-- Exercise prompt --
Copy each line holding the string "data".
··· Material for this task
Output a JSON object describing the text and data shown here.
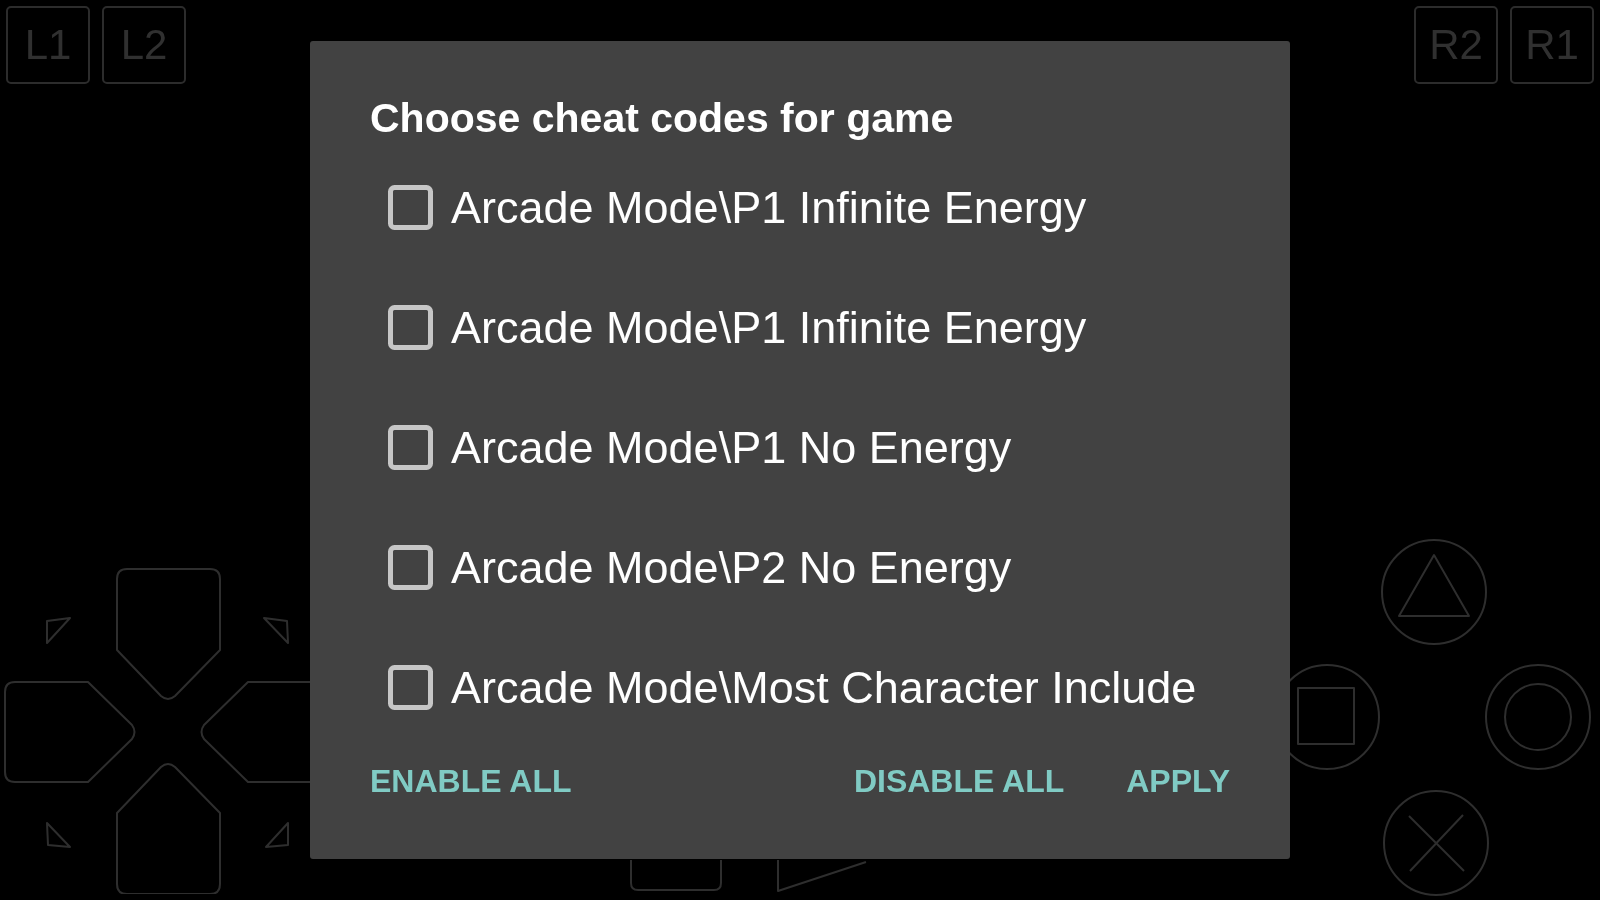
{
  "controller_overlay": {
    "left_shoulder_buttons": [
      "L1",
      "L2"
    ],
    "right_shoulder_buttons": [
      "R2",
      "R1"
    ]
  },
  "dialog": {
    "title": "Choose cheat codes for game",
    "cheats": [
      {
        "label": "Arcade Mode\\P1 Infinite Energy",
        "checked": false
      },
      {
        "label": "Arcade Mode\\P1 Infinite Energy",
        "checked": false
      },
      {
        "label": "Arcade Mode\\P1 No Energy",
        "checked": false
      },
      {
        "label": "Arcade Mode\\P2 No Energy",
        "checked": false
      },
      {
        "label": "Arcade Mode\\Most Character Include",
        "checked": false
      }
    ],
    "buttons": {
      "neutral": "ENABLE ALL",
      "negative": "DISABLE ALL",
      "positive": "APPLY"
    }
  }
}
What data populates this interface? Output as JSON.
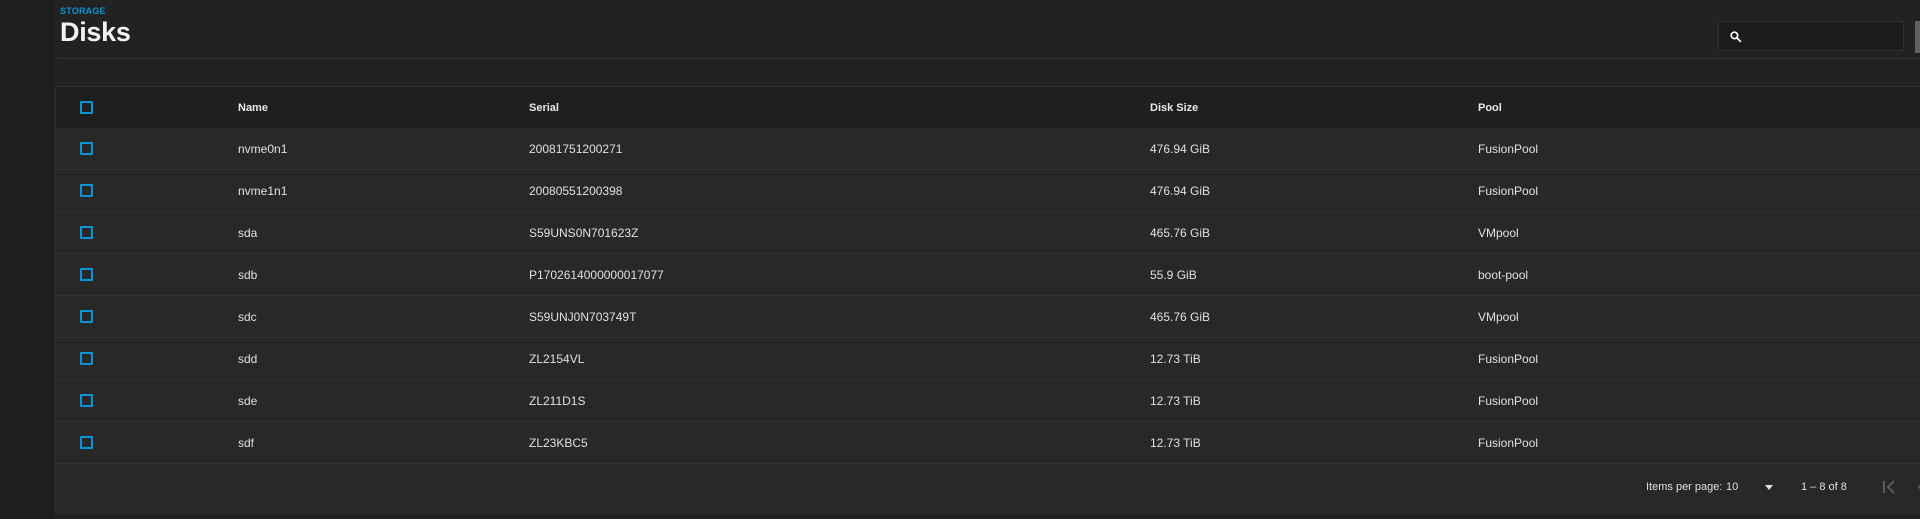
{
  "header": {
    "breadcrumb": "STORAGE",
    "title": "Disks",
    "search_placeholder": ""
  },
  "table": {
    "columns": [
      "Name",
      "Serial",
      "Disk Size",
      "Pool"
    ],
    "rows": [
      {
        "name": "nvme0n1",
        "serial": "20081751200271",
        "size": "476.94 GiB",
        "pool": "FusionPool"
      },
      {
        "name": "nvme1n1",
        "serial": "20080551200398",
        "size": "476.94 GiB",
        "pool": "FusionPool"
      },
      {
        "name": "sda",
        "serial": "S59UNS0N701623Z",
        "size": "465.76 GiB",
        "pool": "VMpool"
      },
      {
        "name": "sdb",
        "serial": "P1702614000000017077",
        "size": "55.9 GiB",
        "pool": "boot-pool"
      },
      {
        "name": "sdc",
        "serial": "S59UNJ0N703749T",
        "size": "465.76 GiB",
        "pool": "VMpool"
      },
      {
        "name": "sdd",
        "serial": "ZL2154VL",
        "size": "12.73 TiB",
        "pool": "FusionPool"
      },
      {
        "name": "sde",
        "serial": "ZL211D1S",
        "size": "12.73 TiB",
        "pool": "FusionPool"
      },
      {
        "name": "sdf",
        "serial": "ZL23KBC5",
        "size": "12.73 TiB",
        "pool": "FusionPool"
      }
    ]
  },
  "paginator": {
    "items_per_page_label": "Items per page:",
    "items_per_page_value": "10",
    "range_label": "1 – 8 of 8"
  },
  "colors": {
    "accent": "#0a95d8",
    "background": "#222222",
    "row_background": "#282828",
    "header_background": "#1f1f1f"
  },
  "icons": {
    "search": "search-icon",
    "dropdown": "chevron-down-icon",
    "first_page": "first-page-icon",
    "prev_page": "chevron-left-icon"
  }
}
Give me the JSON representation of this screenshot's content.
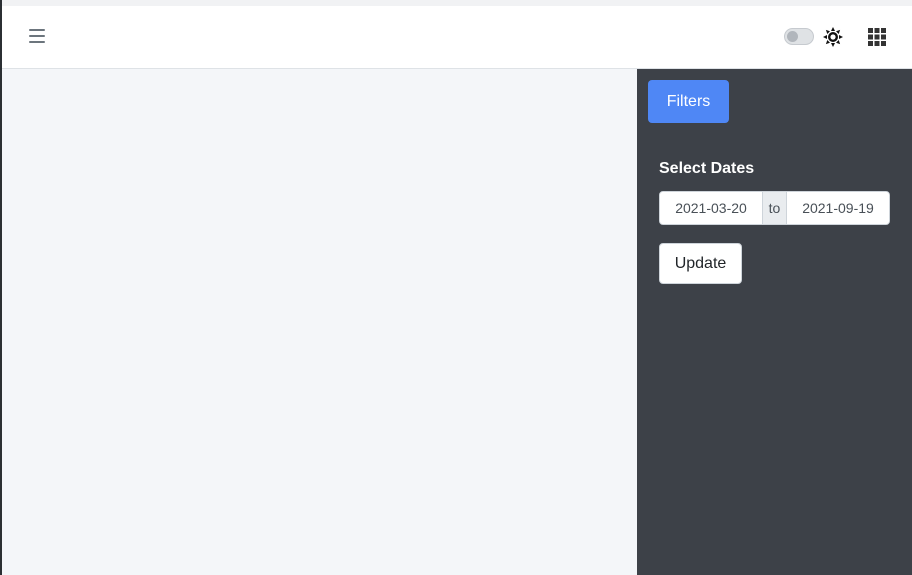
{
  "navbar": {
    "menu_icon": "hamburger-icon",
    "theme_toggle_on": false,
    "theme_icon": "sun-icon",
    "apps_icon": "grid-icon"
  },
  "sidebar": {
    "filters_label": "Filters",
    "dates_label": "Select Dates",
    "start_date": "2021-03-20",
    "separator": "to",
    "end_date": "2021-09-19",
    "update_label": "Update"
  },
  "colors": {
    "accent": "#4f87f5",
    "sidebar_bg": "#3d4148",
    "main_bg": "#f4f6f9"
  }
}
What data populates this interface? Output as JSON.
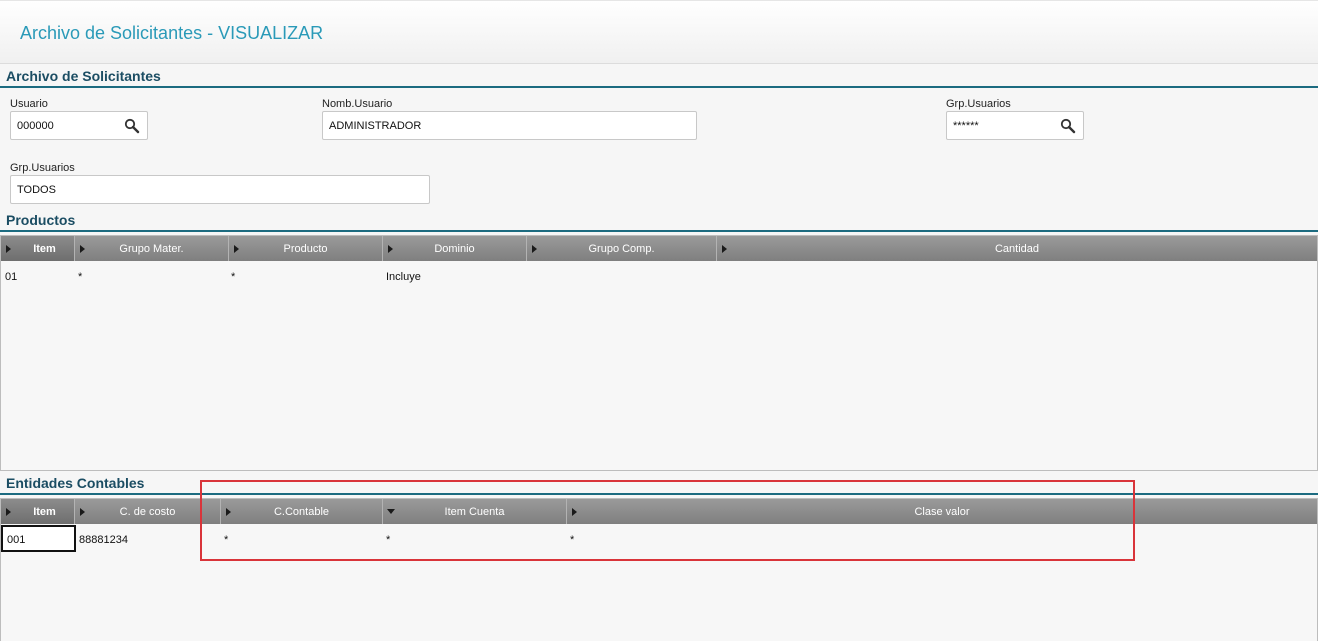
{
  "window": {
    "title": "Archivo de Solicitantes - VISUALIZAR"
  },
  "header_section": {
    "title": "Archivo de Solicitantes",
    "fields": {
      "usuario": {
        "label": "Usuario",
        "value": "000000"
      },
      "nomb_usuario": {
        "label": "Nomb.Usuario",
        "value": "ADMINISTRADOR"
      },
      "grp_usuarios_1": {
        "label": "Grp.Usuarios",
        "value": "******"
      },
      "grp_usuarios_2": {
        "label": "Grp.Usuarios",
        "value": "TODOS"
      }
    }
  },
  "productos": {
    "title": "Productos",
    "columns": [
      "Item",
      "Grupo Mater.",
      "Producto",
      "Dominio",
      "Grupo Comp.",
      "Cantidad"
    ],
    "rows": [
      {
        "item": "01",
        "grupo_mater": "*",
        "producto": "*",
        "dominio": "Incluye",
        "grupo_comp": "",
        "cantidad": ""
      }
    ]
  },
  "entidades": {
    "title": "Entidades Contables",
    "columns": [
      "Item",
      "C. de costo",
      "C.Contable",
      "Item Cuenta",
      "Clase valor"
    ],
    "rows": [
      {
        "item": "001",
        "c_costo": "88881234",
        "c_contable": "*",
        "item_cuenta": "*",
        "clase_valor": "*"
      }
    ]
  },
  "icons": {
    "lookup": "search-icon",
    "column_marker": "triangle-right-icon",
    "sort_marker": "triangle-down-icon"
  },
  "colors": {
    "title": "#2a9ab8",
    "section": "#1b4d63",
    "highlight": "#d9343a"
  }
}
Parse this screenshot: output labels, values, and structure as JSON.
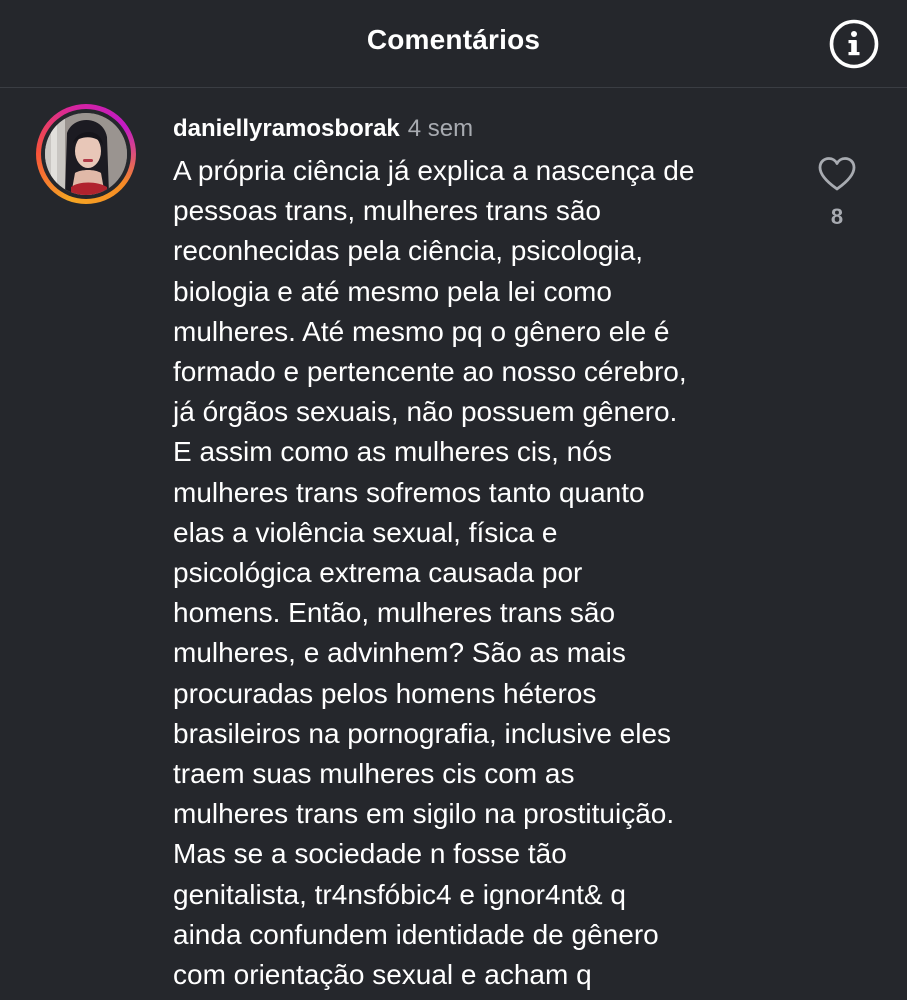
{
  "header": {
    "title": "Comentários"
  },
  "comment": {
    "username": "daniellyramosborak",
    "timestamp": "4 sem",
    "likes": "8",
    "lines": [
      "A própria ciência já explica a nascença de",
      "pessoas trans, mulheres trans são",
      "reconhecidas pela ciência, psicologia,",
      "biologia e até mesmo pela lei como",
      "mulheres. Até mesmo pq o gênero ele é",
      "formado e pertencente ao nosso cérebro,",
      "já órgãos sexuais, não possuem gênero.",
      "E assim como as mulheres cis, nós",
      "mulheres trans sofremos tanto quanto",
      "elas a violência sexual, física e",
      "psicológica extrema causada por",
      "homens. Então, mulheres trans são",
      "mulheres, e advinhem? São as mais",
      "procuradas pelos homens héteros",
      "brasileiros na pornografia, inclusive eles",
      "traem suas mulheres cis com as",
      "mulheres trans em sigilo na prostituição.",
      "Mas se a sociedade n fosse tão",
      "genitalista, tr4nsfóbic4 e ignor4nt& q",
      "ainda confundem identidade de gênero",
      "com orientação sexual e acham q"
    ]
  },
  "icons": {
    "info": "info-icon",
    "like": "heart-outline-icon"
  },
  "colors": {
    "background": "#25272c",
    "text": "#ffffff",
    "secondary_text": "#a8abb1",
    "story_ring": [
      "#f5a623",
      "#d6249f"
    ]
  }
}
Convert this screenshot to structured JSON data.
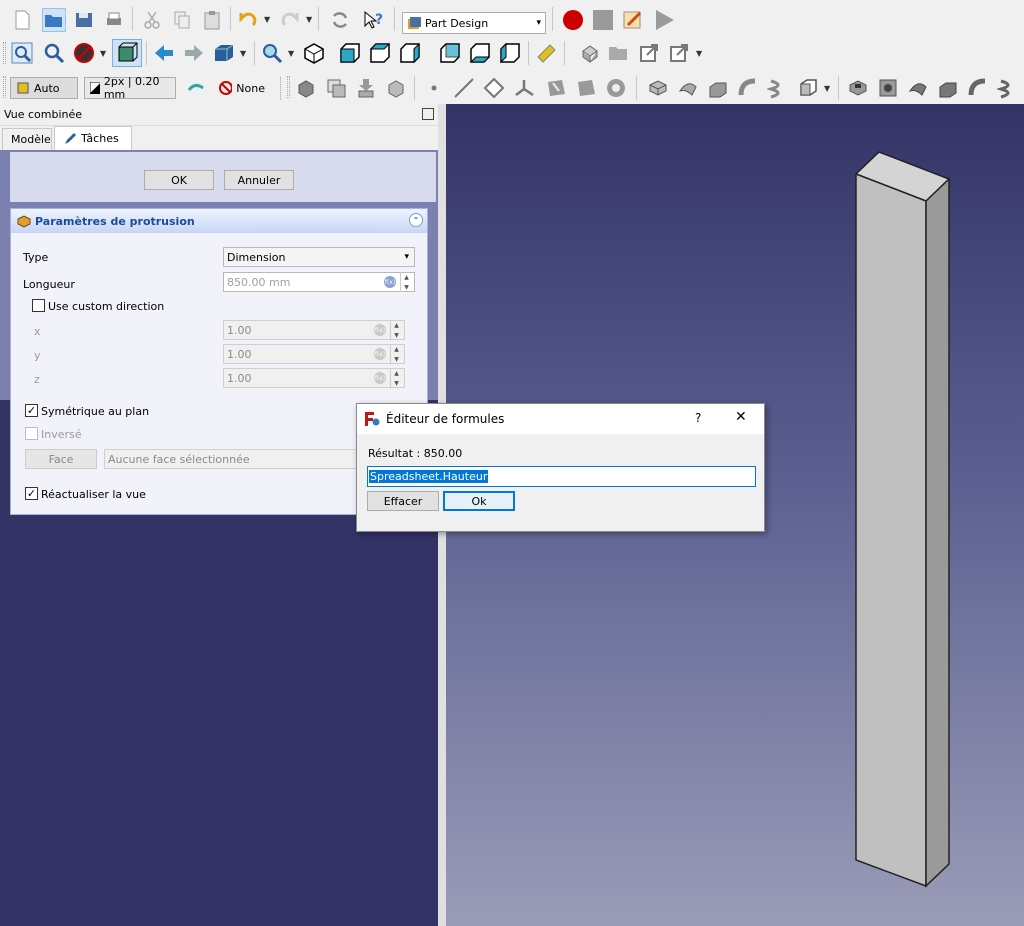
{
  "toolbar": {
    "workbench": "Part Design",
    "draw_style": "Auto",
    "line_width": "2px | 0.20 mm",
    "selection_filter": "None"
  },
  "combo_view": {
    "title": "Vue combinée",
    "tabs": [
      {
        "label": "Modèle"
      },
      {
        "label": "Tâches"
      }
    ]
  },
  "task": {
    "ok": "OK",
    "cancel": "Annuler"
  },
  "params": {
    "title": "Paramètres de protrusion",
    "type_label": "Type",
    "type_value": "Dimension",
    "length_label": "Longueur",
    "length_value": "850.00 mm",
    "custom_direction": "Use custom direction",
    "x_label": "x",
    "x_value": "1.00",
    "y_label": "y",
    "y_value": "1.00",
    "z_label": "z",
    "z_value": "1.00",
    "symmetric": "Symétrique au plan",
    "reversed": "Inversé",
    "face_button": "Face",
    "face_value": "Aucune face sélectionnée",
    "refresh": "Réactualiser la vue"
  },
  "formula_dialog": {
    "title": "Éditeur de formules",
    "help": "?",
    "result": "Résultat : 850.00",
    "expression": "Spreadsheet.Hauteur",
    "clear": "Effacer",
    "ok": "Ok"
  },
  "colors": {
    "record": "#cc0000",
    "accent": "#0078d7",
    "viewport_top": "#333366",
    "viewport_bottom": "#9a9cb8",
    "model_face": "#b8b8b8"
  }
}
······
-- The answer --
Output a JSON object describing the text and data shown here.
What data populates this interface? Output as JSON.
What data populates this interface? Output as JSON.
Convert this screenshot to structured JSON data.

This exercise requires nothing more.